--- start ---

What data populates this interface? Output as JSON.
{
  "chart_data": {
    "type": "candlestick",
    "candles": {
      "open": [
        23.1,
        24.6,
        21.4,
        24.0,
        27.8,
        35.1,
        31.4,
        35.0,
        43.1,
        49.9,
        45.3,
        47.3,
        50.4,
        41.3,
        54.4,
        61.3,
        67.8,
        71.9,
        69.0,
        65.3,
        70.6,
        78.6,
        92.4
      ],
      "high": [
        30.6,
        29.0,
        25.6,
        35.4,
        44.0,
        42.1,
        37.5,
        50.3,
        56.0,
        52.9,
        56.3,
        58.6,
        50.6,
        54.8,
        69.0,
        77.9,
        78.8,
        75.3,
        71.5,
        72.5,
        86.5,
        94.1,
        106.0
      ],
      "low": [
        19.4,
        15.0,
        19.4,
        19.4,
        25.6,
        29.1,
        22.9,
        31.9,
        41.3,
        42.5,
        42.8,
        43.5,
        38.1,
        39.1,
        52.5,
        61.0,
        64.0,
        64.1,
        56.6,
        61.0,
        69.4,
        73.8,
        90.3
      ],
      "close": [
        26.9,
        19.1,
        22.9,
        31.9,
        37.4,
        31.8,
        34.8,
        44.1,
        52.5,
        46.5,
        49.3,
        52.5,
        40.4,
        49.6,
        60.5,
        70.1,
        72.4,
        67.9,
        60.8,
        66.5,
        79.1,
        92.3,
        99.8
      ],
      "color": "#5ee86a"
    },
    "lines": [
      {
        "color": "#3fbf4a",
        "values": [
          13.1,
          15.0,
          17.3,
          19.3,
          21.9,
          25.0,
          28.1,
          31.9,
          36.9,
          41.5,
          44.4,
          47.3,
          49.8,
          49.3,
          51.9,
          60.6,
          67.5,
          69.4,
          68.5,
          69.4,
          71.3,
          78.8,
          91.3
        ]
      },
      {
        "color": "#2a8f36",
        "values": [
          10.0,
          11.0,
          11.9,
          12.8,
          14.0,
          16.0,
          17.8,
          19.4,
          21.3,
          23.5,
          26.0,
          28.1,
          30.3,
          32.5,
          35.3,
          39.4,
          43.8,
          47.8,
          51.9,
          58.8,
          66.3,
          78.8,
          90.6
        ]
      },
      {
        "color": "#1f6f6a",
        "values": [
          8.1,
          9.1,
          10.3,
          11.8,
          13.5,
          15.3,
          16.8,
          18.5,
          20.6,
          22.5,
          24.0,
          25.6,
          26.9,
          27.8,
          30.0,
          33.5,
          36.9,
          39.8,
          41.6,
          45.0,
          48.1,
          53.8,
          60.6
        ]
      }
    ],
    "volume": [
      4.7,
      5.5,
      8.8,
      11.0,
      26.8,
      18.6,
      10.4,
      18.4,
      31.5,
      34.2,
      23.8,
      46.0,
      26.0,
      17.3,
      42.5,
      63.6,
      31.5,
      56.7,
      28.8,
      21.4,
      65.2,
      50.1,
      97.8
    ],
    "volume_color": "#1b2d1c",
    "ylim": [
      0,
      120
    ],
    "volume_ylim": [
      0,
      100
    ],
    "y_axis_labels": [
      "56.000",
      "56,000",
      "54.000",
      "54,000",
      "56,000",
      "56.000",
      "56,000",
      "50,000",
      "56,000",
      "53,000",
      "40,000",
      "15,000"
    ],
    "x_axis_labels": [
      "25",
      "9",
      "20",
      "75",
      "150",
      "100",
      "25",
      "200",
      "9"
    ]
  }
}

--- end ---
--- start ---

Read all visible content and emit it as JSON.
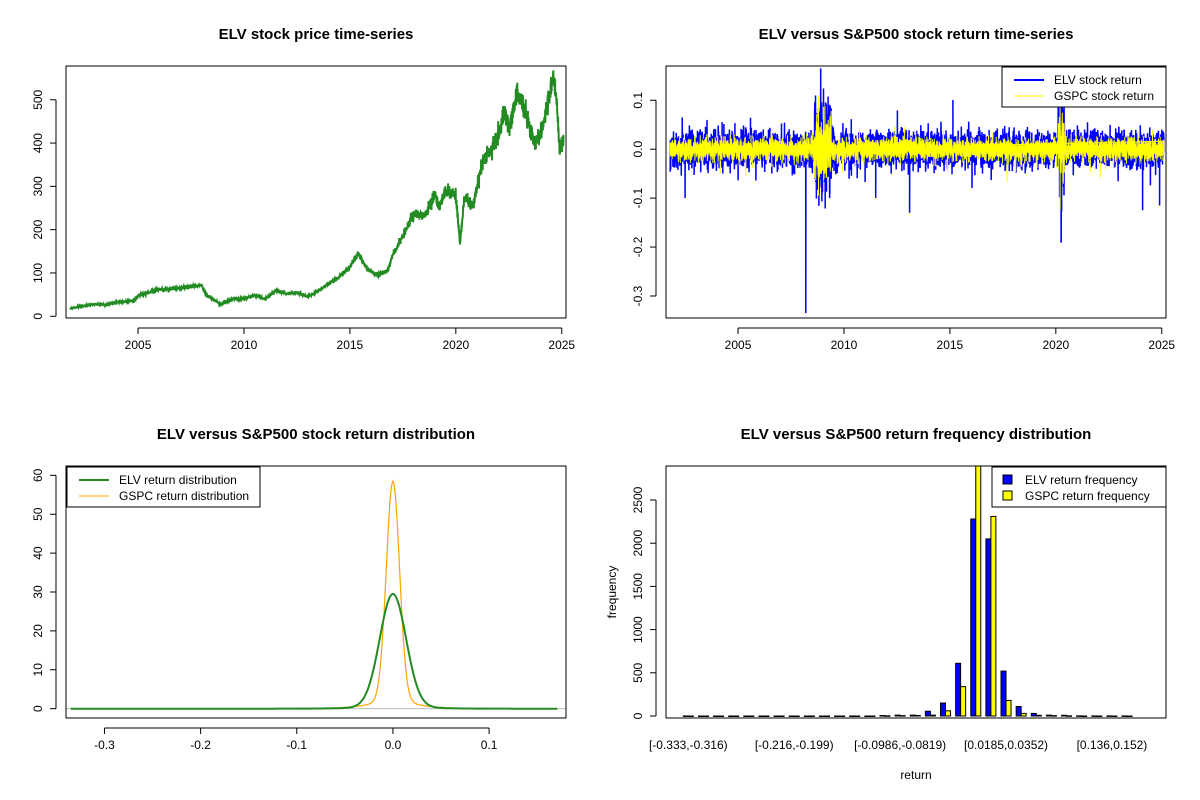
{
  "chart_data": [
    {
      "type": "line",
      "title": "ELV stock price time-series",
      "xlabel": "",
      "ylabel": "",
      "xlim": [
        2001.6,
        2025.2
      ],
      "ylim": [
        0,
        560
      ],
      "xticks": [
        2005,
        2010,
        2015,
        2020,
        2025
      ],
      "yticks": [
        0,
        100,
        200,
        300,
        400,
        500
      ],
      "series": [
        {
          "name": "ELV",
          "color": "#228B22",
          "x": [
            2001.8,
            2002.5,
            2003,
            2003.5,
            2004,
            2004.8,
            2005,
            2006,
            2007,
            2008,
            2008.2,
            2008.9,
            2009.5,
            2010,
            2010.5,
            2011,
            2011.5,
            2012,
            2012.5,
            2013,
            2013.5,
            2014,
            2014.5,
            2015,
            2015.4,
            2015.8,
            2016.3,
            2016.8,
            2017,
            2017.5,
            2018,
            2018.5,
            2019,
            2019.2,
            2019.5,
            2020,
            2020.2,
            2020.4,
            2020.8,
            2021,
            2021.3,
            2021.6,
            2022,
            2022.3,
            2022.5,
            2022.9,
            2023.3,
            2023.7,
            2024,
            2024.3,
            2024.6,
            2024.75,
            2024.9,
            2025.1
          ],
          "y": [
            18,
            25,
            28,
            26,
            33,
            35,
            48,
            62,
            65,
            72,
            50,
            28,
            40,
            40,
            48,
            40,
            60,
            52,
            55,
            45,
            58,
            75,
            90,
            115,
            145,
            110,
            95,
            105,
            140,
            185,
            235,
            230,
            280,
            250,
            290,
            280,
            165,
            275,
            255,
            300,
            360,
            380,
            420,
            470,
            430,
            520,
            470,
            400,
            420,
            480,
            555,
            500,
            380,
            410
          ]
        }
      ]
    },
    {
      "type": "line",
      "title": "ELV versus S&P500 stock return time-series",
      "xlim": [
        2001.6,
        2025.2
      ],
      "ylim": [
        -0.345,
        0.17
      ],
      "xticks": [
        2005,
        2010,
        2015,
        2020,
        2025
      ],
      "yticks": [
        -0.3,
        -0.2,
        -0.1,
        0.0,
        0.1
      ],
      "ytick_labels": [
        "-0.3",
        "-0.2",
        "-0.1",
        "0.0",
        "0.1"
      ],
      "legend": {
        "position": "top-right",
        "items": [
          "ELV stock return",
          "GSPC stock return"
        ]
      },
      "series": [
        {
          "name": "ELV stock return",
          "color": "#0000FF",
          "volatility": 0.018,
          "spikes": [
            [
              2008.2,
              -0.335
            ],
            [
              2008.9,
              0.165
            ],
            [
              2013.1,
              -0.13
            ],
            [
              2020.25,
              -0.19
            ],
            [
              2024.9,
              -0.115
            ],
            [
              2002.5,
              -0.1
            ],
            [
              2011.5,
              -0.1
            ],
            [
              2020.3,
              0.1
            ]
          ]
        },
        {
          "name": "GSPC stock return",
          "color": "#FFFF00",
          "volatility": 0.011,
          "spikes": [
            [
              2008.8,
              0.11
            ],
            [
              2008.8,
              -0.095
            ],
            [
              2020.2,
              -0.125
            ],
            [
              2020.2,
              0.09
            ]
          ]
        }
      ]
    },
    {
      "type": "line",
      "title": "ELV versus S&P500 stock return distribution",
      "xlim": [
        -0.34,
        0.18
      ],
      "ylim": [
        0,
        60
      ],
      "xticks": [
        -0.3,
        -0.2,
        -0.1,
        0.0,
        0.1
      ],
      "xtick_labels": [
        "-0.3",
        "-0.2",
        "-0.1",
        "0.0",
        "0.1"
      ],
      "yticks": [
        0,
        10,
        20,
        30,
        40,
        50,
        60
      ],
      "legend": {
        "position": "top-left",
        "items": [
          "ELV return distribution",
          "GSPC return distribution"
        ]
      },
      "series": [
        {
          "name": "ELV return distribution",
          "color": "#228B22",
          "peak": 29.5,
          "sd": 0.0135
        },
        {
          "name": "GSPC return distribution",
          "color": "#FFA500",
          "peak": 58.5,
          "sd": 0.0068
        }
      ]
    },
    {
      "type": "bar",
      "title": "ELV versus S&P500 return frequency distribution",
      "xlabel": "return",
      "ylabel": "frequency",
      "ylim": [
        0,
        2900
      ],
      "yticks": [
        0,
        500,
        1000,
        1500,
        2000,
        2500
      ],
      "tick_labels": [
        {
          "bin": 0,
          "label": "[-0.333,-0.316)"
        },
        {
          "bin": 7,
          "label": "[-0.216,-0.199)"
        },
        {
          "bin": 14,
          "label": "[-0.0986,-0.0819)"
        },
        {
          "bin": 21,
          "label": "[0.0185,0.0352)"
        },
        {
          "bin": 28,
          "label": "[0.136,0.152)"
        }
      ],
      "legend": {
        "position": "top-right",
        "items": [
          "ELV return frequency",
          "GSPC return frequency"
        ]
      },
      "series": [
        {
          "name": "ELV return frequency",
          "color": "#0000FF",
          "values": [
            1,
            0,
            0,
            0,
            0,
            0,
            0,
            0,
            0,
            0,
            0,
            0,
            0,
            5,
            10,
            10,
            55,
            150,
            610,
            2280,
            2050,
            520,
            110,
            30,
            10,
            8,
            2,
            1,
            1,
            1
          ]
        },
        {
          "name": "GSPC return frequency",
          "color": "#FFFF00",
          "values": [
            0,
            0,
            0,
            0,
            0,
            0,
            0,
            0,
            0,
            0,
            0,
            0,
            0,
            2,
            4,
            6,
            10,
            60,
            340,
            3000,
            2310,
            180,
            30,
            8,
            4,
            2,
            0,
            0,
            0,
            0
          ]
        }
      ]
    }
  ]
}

--- end ---

Return every line of the preceding records in which the word "time" appears.

      "title": "ELV stock price time-series",
      "title": "ELV versus S&P500 stock return time-series",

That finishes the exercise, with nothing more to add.